* START Task inputs *

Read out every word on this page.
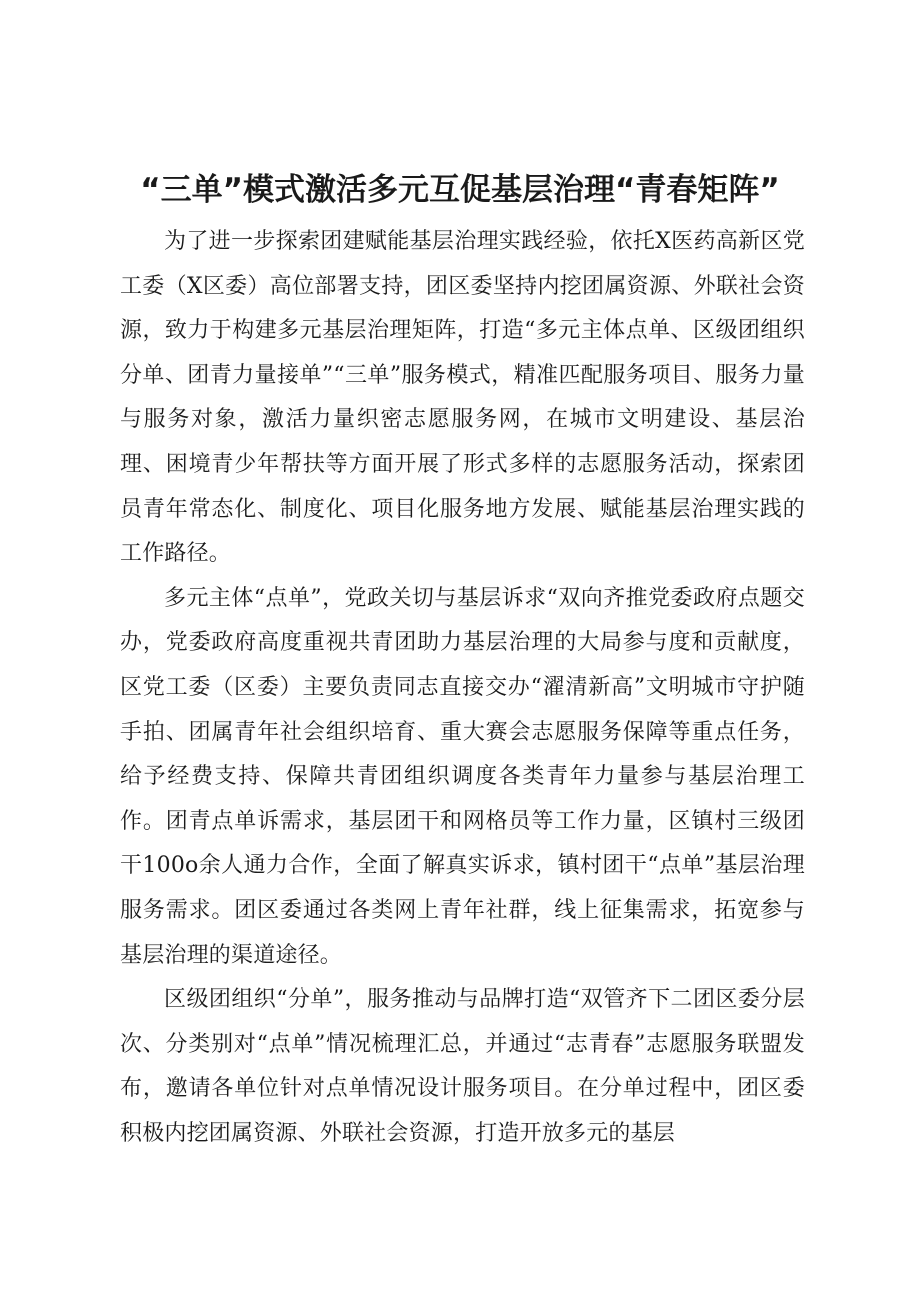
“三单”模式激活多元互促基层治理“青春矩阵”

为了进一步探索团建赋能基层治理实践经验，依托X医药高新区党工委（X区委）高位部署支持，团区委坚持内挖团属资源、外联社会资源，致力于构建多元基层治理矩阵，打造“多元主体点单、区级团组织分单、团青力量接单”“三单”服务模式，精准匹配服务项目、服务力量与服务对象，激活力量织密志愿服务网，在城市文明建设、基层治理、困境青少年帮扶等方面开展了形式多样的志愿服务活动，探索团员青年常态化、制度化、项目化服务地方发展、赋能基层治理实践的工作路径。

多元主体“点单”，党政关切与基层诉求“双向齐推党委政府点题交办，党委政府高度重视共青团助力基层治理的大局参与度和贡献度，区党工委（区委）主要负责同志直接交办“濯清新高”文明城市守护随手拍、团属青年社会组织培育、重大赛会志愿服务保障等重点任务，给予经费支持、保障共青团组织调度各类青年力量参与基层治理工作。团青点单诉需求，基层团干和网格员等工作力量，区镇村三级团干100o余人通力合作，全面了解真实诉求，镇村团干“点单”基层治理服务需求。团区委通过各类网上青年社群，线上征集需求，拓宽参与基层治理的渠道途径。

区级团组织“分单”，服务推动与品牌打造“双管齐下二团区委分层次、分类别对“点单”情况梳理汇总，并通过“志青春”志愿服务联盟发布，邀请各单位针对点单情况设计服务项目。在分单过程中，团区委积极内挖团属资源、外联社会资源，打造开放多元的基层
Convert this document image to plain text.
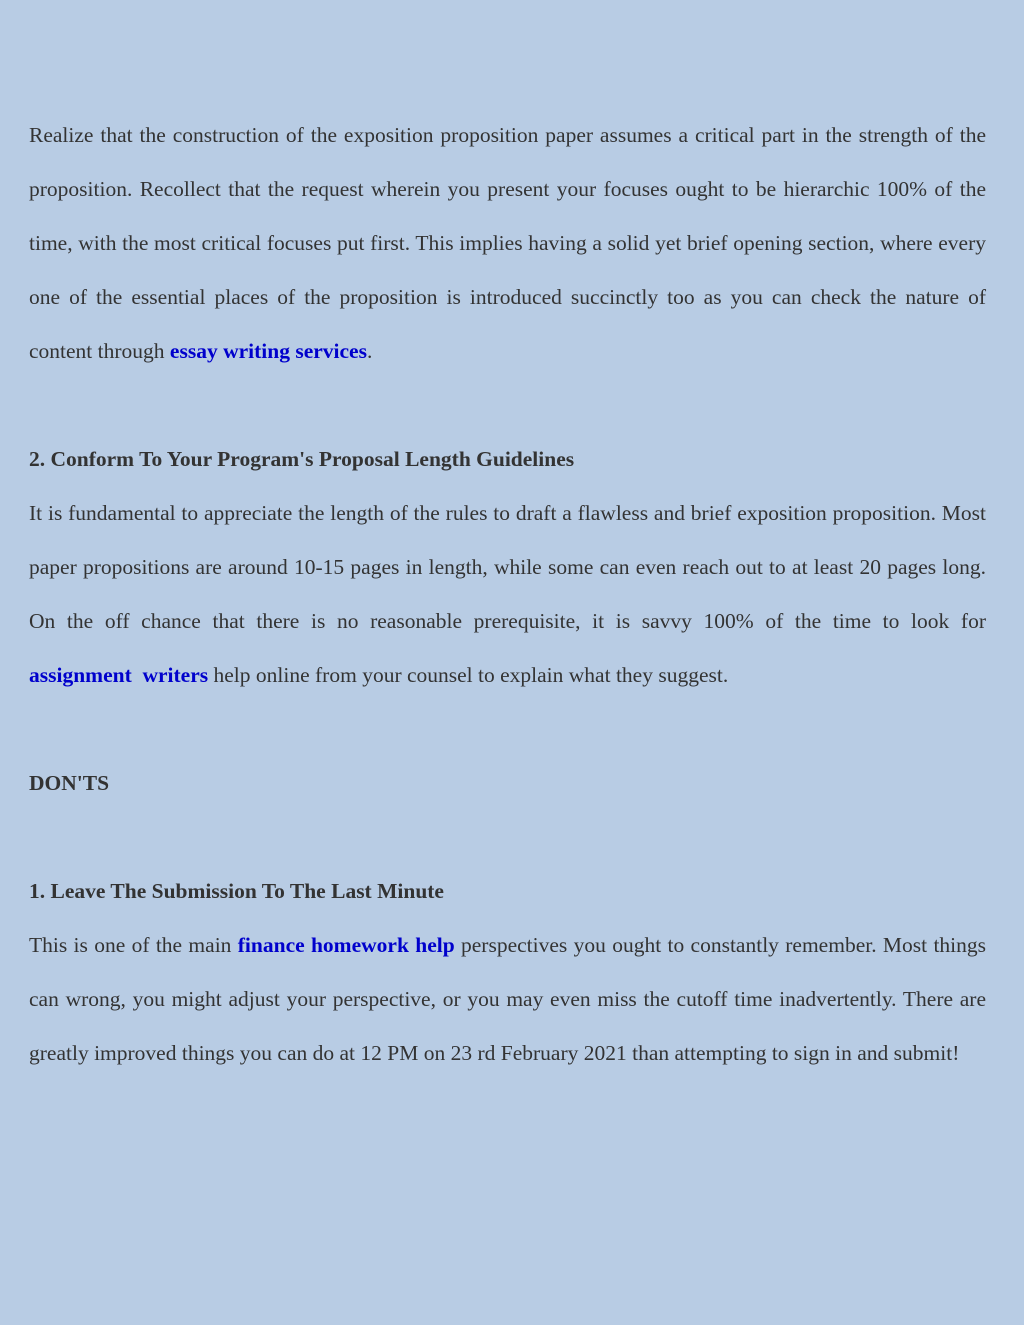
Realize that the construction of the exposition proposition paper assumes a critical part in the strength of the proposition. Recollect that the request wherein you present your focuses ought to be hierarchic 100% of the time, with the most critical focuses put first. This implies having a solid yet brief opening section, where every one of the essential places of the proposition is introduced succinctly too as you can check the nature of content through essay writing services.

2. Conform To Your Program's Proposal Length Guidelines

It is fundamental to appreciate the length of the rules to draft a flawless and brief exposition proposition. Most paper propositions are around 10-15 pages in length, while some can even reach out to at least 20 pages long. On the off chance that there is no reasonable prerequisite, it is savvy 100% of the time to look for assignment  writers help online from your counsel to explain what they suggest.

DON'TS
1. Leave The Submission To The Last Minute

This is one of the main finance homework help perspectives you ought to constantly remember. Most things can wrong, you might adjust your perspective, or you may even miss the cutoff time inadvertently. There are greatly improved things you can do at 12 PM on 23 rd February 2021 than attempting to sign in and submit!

* END Task inputs *

- [Written instruction]:
The records above are to be restated exactly, without their pictures.

- [Result of this task]:
Read out every word on this page.
“三单”模式激活多元互促基层治理“青春矩阵”

为了进一步探索团建赋能基层治理实践经验，依托X医药高新区党工委（X区委）高位部署支持，团区委坚持内挖团属资源、外联社会资源，致力于构建多元基层治理矩阵，打造“多元主体点单、区级团组织分单、团青力量接单”“三单”服务模式，精准匹配服务项目、服务力量与服务对象，激活力量织密志愿服务网，在城市文明建设、基层治理、困境青少年帮扶等方面开展了形式多样的志愿服务活动，探索团员青年常态化、制度化、项目化服务地方发展、赋能基层治理实践的工作路径。

多元主体“点单”，党政关切与基层诉求“双向齐推党委政府点题交办，党委政府高度重视共青团助力基层治理的大局参与度和贡献度，区党工委（区委）主要负责同志直接交办“濯清新高”文明城市守护随手拍、团属青年社会组织培育、重大赛会志愿服务保障等重点任务，给予经费支持、保障共青团组织调度各类青年力量参与基层治理工作。团青点单诉需求，基层团干和网格员等工作力量，区镇村三级团干100o余人通力合作，全面了解真实诉求，镇村团干“点单”基层治理服务需求。团区委通过各类网上青年社群，线上征集需求，拓宽参与基层治理的渠道途径。

区级团组织“分单”，服务推动与品牌打造“双管齐下二团区委分层次、分类别对“点单”情况梳理汇总，并通过“志青春”志愿服务联盟发布，邀请各单位针对点单情况设计服务项目。在分单过程中，团区委积极内挖团属资源、外联社会资源，打造开放多元的基层
Convert this document image to plain text.
Realize that the construction of the exposition proposition paper assumes a critical part in the strength of the proposition. Recollect that the request wherein you present your focuses ought to be hierarchic 100% of the time, with the most critical focuses put first. This implies having a solid yet brief opening section, where every one of the essential places of the proposition is introduced succinctly too as you can check the nature of content through essay writing services.

2. Conform To Your Program's Proposal Length Guidelines

It is fundamental to appreciate the length of the rules to draft a flawless and brief exposition proposition. Most paper propositions are around 10-15 pages in length, while some can even reach out to at least 20 pages long. On the off chance that there is no reasonable prerequisite, it is savvy 100% of the time to look for assignment  writers help online from your counsel to explain what they suggest.

DON'TS
1. Leave The Submission To The Last Minute

This is one of the main finance homework help perspectives you ought to constantly remember. Most things can wrong, you might adjust your perspective, or you may even miss the cutoff time inadvertently. There are greatly improved things you can do at 12 PM on 23 rd February 2021 than attempting to sign in and submit!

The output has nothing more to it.